*** RECORDS FOR PROCESSING ***

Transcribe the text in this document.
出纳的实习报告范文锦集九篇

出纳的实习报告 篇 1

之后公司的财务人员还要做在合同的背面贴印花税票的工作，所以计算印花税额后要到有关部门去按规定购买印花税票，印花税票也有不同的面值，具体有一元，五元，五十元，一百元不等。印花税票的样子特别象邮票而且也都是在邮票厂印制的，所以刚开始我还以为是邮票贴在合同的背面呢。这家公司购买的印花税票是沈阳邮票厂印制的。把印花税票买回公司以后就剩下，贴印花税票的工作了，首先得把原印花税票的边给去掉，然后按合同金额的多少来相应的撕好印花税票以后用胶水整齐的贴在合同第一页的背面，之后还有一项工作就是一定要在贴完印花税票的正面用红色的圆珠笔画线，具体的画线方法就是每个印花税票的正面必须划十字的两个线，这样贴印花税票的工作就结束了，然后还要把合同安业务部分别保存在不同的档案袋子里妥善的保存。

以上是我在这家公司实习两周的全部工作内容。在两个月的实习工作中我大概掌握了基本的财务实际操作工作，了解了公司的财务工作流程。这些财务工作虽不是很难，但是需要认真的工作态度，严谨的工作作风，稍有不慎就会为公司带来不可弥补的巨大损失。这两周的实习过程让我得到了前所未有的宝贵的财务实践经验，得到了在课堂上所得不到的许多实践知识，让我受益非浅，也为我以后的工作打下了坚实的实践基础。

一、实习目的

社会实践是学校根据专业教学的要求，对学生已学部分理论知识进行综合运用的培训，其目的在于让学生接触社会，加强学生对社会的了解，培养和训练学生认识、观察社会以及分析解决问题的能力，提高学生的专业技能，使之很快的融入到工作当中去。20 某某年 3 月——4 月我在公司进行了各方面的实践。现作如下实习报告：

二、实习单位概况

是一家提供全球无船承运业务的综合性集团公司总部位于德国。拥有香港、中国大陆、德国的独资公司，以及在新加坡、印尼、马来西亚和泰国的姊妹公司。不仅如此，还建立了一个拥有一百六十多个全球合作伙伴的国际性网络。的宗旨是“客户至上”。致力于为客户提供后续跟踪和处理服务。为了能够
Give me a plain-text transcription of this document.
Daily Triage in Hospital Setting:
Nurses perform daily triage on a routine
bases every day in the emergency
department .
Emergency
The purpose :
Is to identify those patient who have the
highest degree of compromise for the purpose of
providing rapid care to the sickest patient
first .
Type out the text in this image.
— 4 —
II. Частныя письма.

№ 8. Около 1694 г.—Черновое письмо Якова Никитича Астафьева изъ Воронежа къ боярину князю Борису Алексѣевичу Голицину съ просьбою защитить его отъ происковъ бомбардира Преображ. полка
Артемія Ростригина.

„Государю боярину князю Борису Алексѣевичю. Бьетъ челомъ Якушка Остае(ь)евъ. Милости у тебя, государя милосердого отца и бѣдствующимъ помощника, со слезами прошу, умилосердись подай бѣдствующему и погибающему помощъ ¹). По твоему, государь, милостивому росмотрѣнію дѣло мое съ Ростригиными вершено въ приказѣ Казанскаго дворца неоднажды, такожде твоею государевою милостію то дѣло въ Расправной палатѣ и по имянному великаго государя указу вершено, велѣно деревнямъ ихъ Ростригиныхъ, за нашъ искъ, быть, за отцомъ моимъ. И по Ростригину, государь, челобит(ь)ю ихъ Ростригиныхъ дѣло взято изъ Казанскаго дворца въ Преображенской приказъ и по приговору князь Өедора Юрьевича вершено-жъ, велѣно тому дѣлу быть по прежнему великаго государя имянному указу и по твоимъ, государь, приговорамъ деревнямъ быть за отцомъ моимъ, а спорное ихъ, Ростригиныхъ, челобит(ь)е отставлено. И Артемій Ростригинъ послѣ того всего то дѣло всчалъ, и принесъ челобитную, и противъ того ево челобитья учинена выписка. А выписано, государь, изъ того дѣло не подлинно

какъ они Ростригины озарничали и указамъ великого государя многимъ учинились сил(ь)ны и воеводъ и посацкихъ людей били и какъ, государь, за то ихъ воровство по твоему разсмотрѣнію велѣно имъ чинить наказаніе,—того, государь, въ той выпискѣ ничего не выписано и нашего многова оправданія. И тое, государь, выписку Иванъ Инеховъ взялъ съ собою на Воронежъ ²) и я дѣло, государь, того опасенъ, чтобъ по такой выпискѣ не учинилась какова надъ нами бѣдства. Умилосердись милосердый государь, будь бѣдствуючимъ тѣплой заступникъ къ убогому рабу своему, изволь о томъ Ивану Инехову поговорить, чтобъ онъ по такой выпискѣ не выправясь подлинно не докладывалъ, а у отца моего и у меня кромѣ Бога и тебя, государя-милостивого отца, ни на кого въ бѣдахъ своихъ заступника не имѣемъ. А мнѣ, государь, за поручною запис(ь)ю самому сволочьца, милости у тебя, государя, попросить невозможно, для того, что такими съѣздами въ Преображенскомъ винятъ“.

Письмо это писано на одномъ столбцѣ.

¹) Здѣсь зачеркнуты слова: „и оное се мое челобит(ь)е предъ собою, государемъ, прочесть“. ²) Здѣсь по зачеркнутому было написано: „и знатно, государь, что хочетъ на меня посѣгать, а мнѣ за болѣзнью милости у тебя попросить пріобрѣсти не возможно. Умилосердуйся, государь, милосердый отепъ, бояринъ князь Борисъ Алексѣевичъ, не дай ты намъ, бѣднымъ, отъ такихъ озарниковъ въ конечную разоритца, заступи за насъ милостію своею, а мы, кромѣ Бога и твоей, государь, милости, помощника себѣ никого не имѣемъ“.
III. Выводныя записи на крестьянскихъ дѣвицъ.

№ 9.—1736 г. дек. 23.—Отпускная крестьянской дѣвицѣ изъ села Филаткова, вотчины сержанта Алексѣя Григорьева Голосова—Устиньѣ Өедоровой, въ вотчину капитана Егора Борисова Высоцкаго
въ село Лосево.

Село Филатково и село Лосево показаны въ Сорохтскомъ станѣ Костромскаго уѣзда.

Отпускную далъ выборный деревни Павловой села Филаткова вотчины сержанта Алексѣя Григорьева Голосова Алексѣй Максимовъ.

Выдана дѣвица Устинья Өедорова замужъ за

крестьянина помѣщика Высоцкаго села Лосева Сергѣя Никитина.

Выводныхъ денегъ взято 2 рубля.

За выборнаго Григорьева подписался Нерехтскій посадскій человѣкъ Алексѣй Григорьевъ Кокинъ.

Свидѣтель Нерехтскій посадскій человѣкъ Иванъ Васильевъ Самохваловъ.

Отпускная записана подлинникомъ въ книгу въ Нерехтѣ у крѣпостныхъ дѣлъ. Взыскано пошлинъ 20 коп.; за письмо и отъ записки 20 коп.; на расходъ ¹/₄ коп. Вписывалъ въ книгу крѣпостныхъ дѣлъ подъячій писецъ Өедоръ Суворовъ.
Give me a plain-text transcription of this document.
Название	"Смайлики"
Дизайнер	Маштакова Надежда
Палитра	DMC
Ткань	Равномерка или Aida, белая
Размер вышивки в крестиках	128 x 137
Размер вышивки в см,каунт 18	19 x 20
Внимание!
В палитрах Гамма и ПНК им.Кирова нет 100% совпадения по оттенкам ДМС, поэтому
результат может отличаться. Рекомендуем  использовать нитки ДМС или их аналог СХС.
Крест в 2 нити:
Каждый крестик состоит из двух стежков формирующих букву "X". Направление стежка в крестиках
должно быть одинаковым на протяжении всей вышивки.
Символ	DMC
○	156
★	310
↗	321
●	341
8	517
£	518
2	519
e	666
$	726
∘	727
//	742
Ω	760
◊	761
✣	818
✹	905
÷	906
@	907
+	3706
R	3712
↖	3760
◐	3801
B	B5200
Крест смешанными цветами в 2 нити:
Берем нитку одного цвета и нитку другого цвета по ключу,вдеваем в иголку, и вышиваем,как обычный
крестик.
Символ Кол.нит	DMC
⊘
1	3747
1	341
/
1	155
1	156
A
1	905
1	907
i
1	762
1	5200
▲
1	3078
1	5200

***

**EXERCISE**. Tell how many lines hold the string "this", giving the number and nothing else.

**ANSWER**. 4